[Extracted data entries]

--

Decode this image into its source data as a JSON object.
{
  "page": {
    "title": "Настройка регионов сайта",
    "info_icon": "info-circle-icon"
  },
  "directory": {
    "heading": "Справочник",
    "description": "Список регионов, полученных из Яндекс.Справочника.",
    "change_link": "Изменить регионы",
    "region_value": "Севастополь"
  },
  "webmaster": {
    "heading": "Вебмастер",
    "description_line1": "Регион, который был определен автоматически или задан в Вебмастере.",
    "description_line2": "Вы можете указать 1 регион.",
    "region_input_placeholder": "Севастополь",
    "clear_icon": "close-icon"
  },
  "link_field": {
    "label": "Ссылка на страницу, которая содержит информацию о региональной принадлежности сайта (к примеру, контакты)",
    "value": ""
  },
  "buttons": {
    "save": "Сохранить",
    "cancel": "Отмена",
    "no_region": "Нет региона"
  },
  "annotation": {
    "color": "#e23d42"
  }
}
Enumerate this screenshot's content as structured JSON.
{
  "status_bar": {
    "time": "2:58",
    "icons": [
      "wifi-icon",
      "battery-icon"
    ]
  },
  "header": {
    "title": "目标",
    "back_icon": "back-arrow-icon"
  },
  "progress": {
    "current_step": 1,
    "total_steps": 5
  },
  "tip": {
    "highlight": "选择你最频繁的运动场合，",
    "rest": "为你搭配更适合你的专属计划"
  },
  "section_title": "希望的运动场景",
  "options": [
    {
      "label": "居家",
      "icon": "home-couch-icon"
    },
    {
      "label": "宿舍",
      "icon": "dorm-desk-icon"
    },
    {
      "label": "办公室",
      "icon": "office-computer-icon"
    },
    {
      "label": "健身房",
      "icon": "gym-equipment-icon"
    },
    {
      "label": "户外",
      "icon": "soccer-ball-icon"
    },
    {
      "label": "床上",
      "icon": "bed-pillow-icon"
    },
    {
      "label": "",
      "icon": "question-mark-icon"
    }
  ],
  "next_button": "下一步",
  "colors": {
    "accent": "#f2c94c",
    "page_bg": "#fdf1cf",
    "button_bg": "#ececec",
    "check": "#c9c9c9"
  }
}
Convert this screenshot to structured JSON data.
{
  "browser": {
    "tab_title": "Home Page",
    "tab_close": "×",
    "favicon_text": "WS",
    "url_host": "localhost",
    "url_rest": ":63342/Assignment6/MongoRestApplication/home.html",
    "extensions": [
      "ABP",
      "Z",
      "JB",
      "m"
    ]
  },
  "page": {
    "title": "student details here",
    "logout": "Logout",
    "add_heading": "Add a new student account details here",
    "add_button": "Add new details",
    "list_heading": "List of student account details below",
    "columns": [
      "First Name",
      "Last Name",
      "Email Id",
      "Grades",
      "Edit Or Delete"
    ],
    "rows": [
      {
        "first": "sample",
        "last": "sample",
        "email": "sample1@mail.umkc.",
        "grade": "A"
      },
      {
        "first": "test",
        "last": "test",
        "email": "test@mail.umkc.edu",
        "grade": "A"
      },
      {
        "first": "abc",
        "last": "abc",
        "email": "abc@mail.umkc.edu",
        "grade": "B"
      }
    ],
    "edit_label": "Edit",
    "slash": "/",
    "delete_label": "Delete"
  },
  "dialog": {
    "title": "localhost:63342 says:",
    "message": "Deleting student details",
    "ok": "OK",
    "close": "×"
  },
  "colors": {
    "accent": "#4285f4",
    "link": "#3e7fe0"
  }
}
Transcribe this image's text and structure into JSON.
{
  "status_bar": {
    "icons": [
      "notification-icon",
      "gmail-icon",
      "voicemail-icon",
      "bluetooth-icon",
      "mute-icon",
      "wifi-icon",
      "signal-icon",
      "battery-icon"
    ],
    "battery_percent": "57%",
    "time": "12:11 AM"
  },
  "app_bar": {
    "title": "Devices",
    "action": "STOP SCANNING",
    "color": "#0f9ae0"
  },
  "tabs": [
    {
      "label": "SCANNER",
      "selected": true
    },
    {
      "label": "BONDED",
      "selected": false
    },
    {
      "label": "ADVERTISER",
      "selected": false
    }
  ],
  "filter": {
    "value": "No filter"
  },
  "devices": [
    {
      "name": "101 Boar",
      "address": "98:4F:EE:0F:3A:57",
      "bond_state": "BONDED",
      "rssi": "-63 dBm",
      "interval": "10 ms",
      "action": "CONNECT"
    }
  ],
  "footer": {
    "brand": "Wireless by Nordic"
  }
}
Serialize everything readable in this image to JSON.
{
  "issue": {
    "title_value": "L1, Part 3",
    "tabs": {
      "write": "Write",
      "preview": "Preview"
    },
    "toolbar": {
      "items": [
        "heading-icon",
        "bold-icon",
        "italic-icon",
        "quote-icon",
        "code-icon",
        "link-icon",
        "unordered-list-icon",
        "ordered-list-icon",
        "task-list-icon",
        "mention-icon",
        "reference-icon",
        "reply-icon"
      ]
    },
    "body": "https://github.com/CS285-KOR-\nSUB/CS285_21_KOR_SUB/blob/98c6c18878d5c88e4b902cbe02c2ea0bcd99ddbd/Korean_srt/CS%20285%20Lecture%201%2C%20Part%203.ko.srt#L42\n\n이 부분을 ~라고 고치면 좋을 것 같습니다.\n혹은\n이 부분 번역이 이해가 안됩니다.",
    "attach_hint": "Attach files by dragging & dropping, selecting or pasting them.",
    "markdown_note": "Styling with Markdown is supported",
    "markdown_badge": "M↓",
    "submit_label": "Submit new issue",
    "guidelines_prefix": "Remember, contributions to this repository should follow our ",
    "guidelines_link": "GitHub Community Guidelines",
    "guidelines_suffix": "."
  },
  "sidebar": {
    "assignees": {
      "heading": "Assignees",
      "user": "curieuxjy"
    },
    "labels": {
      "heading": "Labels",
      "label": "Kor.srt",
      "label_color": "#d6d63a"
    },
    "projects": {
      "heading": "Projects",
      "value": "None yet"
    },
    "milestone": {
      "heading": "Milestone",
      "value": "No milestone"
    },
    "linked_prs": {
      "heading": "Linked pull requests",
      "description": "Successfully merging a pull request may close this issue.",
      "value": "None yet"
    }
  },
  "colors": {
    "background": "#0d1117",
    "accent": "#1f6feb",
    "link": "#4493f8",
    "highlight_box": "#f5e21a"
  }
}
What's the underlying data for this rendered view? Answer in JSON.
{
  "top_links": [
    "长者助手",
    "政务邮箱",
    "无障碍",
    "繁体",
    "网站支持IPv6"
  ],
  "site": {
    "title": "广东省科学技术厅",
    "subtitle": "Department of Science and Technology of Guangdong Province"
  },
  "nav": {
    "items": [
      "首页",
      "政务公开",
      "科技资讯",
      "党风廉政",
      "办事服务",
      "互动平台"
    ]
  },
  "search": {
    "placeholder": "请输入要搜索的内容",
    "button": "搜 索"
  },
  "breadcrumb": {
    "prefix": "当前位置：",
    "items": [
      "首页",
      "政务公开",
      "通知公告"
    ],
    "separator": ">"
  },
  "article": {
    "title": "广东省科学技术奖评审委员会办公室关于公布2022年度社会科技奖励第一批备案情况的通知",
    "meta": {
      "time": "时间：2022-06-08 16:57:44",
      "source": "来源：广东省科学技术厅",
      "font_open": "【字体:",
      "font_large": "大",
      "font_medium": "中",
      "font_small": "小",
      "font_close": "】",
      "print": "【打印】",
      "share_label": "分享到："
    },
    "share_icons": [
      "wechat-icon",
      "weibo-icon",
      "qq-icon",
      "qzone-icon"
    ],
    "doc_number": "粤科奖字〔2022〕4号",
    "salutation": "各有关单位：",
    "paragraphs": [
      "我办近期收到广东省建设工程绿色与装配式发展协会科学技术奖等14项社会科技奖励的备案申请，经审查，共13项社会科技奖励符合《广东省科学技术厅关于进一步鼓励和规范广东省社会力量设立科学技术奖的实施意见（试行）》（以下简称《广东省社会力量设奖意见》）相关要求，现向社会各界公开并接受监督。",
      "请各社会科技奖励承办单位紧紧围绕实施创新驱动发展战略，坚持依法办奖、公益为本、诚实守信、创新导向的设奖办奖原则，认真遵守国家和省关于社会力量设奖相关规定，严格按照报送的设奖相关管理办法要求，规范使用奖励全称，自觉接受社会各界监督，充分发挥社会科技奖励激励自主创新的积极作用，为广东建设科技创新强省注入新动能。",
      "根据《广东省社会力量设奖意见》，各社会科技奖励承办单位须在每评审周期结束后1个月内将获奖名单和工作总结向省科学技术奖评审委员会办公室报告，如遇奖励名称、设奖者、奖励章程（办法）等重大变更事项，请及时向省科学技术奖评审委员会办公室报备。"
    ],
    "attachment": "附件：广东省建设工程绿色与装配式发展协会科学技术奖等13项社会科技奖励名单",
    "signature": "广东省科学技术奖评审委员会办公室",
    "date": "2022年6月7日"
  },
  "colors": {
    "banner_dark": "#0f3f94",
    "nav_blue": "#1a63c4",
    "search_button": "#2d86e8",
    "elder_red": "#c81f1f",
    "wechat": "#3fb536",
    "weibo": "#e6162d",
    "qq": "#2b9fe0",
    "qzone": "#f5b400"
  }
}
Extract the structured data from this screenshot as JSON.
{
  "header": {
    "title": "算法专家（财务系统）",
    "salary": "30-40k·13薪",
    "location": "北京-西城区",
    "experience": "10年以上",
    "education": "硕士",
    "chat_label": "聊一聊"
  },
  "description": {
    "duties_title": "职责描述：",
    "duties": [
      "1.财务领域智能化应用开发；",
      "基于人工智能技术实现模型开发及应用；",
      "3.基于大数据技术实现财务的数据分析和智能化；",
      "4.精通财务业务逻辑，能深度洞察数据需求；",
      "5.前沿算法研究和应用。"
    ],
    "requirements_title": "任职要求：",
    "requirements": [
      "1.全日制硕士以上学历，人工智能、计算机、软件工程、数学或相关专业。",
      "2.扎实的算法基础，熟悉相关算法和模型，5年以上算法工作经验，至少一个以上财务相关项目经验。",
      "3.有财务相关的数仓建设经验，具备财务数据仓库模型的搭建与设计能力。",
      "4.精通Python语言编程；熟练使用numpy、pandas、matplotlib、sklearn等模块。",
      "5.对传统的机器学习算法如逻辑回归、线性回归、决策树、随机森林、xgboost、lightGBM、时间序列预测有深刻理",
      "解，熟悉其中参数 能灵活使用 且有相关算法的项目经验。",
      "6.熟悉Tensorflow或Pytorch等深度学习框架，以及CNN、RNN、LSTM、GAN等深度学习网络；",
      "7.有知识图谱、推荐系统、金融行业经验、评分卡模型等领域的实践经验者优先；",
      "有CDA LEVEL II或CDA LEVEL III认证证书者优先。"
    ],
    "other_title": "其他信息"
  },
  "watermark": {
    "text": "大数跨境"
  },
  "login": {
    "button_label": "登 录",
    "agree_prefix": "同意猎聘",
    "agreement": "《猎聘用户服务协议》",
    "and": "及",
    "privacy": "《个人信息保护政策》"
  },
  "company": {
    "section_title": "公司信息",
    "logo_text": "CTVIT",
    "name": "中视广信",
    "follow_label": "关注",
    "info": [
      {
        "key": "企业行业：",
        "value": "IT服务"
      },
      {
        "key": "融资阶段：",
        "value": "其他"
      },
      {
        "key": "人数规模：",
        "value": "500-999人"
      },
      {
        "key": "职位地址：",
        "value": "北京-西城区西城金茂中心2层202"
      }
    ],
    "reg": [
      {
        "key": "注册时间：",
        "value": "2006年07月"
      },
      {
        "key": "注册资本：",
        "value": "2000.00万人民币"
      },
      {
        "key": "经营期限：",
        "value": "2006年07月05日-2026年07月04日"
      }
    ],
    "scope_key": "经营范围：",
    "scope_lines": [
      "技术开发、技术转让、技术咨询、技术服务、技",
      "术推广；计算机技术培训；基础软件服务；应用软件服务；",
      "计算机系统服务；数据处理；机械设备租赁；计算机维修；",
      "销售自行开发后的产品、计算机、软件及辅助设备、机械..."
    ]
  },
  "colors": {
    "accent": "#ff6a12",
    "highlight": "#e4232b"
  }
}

--

WHAT IS NEEDED = Give only the number of lines in the data that hold the string "action".

THE OUTPUT = 2